◆ **Data for this exercise**:
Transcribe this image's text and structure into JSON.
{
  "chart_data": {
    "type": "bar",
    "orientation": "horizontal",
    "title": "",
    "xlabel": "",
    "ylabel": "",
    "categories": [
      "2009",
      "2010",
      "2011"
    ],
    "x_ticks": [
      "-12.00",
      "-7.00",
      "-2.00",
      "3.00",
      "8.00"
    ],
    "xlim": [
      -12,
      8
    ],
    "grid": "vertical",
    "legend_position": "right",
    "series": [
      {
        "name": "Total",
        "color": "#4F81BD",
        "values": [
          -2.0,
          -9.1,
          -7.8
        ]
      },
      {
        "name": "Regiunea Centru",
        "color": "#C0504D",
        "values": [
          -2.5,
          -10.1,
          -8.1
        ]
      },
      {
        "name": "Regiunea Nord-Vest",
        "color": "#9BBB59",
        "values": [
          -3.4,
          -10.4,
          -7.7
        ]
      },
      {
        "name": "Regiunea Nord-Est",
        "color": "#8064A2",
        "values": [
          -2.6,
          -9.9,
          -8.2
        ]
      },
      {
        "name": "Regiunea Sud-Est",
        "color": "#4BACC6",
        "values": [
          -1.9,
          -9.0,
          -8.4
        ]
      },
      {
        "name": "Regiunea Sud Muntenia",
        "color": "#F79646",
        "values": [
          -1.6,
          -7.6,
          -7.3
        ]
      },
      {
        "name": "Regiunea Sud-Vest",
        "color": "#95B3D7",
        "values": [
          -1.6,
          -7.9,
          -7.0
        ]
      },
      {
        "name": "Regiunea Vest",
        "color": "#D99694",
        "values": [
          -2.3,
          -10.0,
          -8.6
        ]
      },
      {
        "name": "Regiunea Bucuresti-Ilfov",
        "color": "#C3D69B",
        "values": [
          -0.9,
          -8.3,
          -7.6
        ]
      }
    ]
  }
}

◆ **Exercise details**: Find the count of lines in the data above where the string "Nord" occurs. Provide that number alone.

◆ **Solution below**: 2